(Records from a collection)
━━━━━━━━

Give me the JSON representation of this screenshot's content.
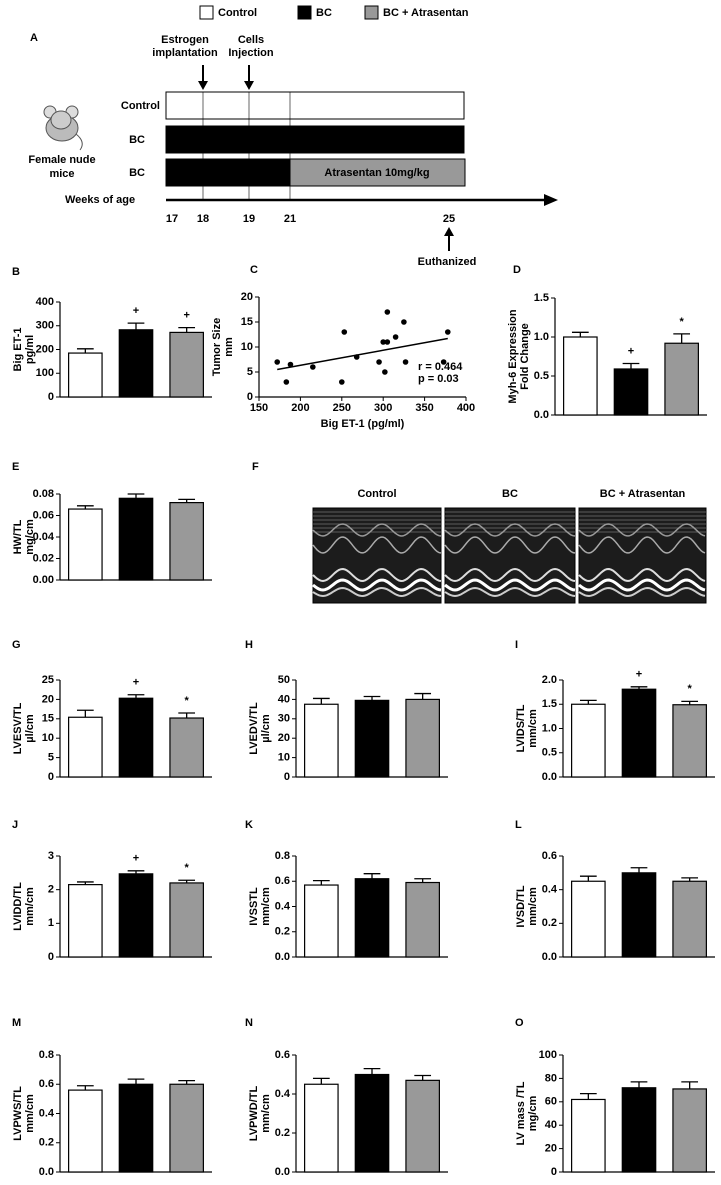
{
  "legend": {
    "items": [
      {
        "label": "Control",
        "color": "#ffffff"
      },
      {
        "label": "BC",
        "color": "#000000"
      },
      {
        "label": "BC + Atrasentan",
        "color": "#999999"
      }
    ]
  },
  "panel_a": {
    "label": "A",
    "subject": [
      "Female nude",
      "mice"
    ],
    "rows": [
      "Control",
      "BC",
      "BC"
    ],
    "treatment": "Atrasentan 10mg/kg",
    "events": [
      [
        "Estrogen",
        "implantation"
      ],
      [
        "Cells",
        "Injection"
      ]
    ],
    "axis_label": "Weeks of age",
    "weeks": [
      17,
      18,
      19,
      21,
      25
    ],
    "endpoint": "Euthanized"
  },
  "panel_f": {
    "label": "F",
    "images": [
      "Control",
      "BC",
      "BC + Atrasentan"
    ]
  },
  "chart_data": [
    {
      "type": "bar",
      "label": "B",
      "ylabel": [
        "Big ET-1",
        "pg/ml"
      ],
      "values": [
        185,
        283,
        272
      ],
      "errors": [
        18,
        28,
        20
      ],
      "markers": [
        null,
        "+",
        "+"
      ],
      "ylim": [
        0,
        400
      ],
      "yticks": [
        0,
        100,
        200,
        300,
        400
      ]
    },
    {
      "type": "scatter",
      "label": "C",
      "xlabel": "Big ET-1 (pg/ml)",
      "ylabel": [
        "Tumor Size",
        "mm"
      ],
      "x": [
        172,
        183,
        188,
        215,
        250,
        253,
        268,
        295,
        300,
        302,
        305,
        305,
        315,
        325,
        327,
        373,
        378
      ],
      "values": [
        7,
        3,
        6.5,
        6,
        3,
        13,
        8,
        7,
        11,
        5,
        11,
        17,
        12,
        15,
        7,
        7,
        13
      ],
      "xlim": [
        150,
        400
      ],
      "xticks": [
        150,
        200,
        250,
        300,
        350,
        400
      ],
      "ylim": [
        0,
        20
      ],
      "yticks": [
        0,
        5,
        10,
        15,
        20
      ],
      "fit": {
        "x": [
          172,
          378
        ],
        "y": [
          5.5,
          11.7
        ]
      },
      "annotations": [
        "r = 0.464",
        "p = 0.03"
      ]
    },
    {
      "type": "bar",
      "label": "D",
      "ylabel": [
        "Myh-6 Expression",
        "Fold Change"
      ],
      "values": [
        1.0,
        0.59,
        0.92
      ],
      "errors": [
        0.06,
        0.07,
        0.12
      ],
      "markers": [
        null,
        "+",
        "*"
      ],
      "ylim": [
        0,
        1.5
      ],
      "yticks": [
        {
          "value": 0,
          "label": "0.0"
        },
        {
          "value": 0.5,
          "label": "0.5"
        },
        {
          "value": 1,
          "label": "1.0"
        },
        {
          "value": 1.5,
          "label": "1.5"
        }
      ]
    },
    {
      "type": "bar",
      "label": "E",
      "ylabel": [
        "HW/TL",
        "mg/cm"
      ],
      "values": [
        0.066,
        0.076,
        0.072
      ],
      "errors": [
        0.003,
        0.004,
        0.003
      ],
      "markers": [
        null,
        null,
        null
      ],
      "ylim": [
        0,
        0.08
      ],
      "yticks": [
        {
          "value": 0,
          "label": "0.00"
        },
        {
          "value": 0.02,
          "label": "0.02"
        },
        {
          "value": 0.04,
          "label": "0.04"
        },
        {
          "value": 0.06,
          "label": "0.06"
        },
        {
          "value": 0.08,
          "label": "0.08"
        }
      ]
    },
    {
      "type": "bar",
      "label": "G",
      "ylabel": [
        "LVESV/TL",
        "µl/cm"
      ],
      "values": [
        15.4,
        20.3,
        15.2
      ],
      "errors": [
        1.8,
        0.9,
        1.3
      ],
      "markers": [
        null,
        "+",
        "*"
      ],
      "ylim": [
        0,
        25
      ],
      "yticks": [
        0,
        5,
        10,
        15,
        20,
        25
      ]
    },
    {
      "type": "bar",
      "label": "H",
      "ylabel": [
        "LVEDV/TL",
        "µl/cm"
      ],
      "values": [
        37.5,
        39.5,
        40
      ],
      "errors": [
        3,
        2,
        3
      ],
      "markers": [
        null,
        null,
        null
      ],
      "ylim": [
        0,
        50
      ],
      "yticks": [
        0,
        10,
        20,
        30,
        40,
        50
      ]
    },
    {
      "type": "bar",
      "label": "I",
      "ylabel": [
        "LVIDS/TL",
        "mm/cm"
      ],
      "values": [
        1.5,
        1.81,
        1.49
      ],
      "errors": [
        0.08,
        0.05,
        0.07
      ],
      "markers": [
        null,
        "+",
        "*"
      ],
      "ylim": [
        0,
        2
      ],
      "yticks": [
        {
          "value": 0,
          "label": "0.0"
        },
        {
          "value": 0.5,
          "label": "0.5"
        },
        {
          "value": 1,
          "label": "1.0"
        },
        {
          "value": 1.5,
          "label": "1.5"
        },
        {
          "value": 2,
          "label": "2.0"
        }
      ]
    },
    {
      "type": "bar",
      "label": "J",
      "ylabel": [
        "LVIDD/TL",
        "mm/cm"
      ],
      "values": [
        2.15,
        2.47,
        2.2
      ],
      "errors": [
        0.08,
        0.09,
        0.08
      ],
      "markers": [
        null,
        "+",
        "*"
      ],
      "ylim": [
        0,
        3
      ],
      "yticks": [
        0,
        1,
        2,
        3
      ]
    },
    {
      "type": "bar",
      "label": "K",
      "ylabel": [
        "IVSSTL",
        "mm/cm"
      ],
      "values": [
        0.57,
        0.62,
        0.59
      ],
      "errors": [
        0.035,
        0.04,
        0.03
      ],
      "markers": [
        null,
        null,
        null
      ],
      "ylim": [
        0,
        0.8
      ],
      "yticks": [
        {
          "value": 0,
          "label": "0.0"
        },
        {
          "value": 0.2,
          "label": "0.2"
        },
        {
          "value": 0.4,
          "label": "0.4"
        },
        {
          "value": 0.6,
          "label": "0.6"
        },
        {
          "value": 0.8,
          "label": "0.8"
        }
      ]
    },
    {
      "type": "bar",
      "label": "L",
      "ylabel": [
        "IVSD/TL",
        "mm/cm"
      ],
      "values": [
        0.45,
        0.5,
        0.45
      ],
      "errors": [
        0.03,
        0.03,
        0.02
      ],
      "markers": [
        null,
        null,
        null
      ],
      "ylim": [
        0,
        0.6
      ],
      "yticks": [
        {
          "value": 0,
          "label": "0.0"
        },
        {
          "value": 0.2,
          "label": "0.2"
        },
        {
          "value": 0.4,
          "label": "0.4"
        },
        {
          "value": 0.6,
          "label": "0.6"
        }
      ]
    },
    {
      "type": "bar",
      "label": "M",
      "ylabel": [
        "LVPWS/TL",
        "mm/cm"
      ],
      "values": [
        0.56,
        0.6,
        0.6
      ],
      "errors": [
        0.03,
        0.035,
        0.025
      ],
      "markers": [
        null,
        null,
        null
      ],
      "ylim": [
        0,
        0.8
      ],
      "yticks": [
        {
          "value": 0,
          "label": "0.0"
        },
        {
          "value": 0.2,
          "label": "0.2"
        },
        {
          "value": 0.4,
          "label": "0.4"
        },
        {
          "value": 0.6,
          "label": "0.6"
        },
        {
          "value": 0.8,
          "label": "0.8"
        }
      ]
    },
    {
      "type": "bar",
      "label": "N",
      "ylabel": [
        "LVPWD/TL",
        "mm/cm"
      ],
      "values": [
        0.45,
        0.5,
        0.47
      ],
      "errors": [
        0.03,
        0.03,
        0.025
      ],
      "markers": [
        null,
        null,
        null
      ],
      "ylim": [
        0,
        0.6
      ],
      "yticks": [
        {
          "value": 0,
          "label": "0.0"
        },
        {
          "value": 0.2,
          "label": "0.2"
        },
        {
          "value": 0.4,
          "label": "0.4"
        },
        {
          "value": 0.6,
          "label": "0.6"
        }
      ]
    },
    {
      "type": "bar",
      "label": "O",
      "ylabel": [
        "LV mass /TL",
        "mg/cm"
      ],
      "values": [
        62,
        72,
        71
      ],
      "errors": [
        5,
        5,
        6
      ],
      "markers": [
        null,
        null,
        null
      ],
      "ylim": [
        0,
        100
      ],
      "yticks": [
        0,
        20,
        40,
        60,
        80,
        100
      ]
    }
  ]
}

━━━━━━━━

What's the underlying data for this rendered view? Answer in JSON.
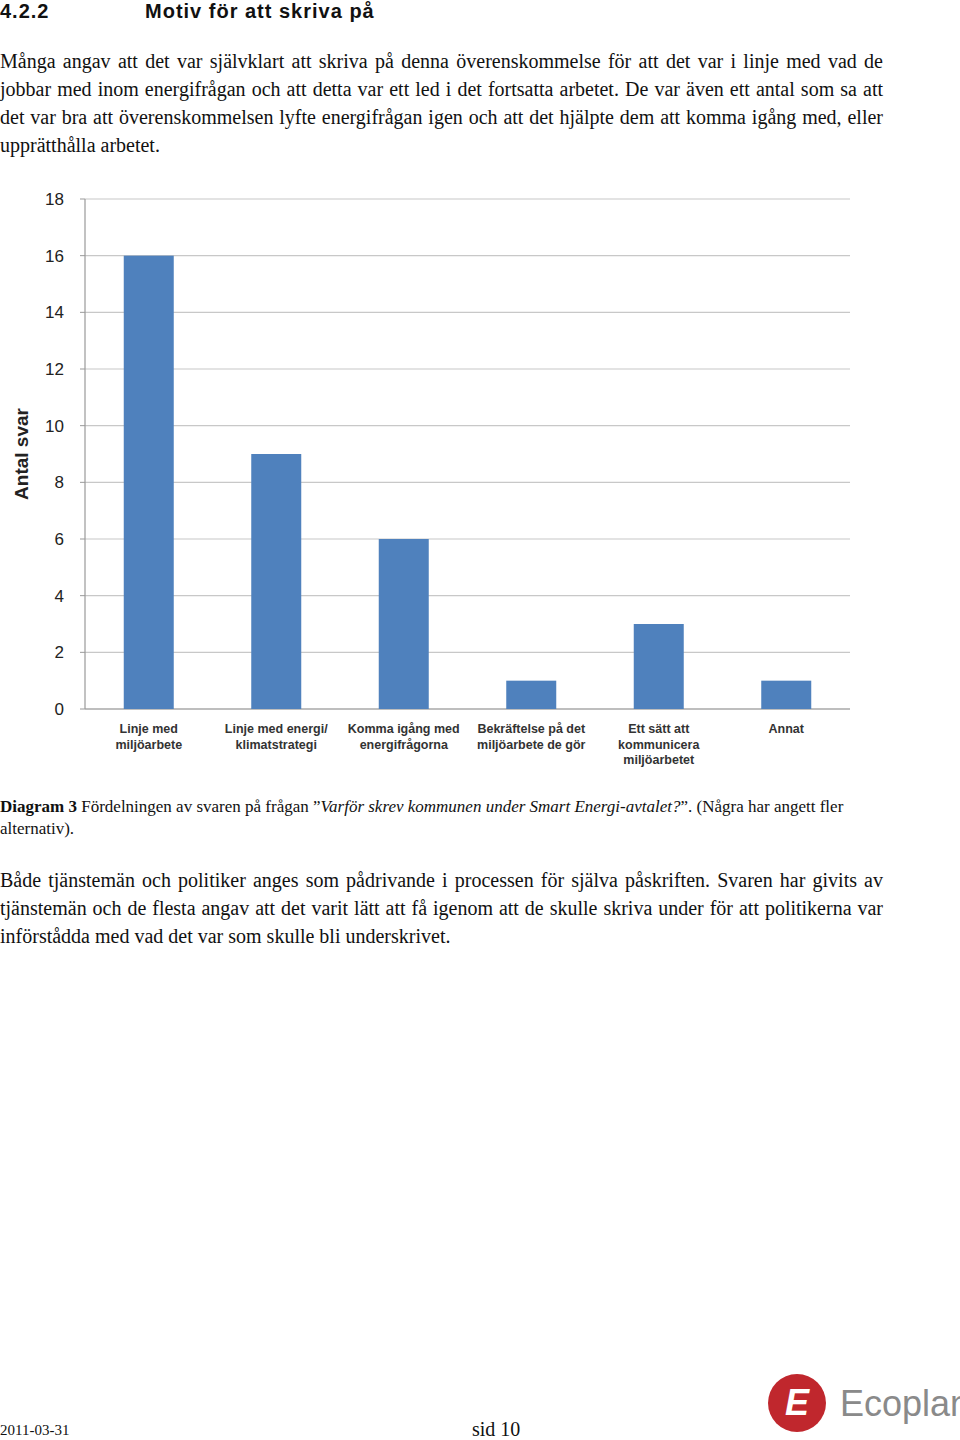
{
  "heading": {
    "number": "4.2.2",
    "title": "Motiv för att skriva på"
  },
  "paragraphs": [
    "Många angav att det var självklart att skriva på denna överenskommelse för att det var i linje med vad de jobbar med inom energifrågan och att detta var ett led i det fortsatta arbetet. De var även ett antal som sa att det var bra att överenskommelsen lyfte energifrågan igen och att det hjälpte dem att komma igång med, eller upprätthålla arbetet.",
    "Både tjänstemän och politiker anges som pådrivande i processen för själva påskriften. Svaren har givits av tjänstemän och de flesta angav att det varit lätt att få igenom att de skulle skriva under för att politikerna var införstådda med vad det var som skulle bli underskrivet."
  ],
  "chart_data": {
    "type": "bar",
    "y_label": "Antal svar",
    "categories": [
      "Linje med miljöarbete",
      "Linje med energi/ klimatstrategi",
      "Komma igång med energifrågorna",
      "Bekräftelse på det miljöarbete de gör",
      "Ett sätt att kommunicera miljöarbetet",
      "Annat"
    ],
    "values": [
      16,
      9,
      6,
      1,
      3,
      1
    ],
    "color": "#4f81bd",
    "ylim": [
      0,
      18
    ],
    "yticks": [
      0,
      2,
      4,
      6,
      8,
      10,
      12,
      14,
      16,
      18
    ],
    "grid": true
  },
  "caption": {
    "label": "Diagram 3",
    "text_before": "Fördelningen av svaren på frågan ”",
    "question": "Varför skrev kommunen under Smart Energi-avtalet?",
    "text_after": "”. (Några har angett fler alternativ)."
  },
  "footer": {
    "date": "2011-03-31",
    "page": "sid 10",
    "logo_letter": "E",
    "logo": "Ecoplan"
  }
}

━━━━━━━━

#### Required work:
Each line above that carries the string "skriva" has to be returned.

#### Output for this task:
    "title": "Motiv för att skriva på"
    "Många angav att det var självklart att skriva på denna överenskommelse för att det var i linje med vad de jobbar med inom energifrågan och att detta var ett led i det fortsatta arbetet. De var även ett antal som sa att det var bra att överenskommelsen lyfte energifrågan igen och att det hjälpte dem att komma igång med, eller upprätthålla arbetet.",
    "Både tjänstemän och politiker anges som pådrivande i processen för själva påskriften. Svaren har givits av tjänstemän och de flesta angav att det varit lätt att få igenom att de skulle skriva under för att politikerna var införstådda med vad det var som skulle bli underskrivet."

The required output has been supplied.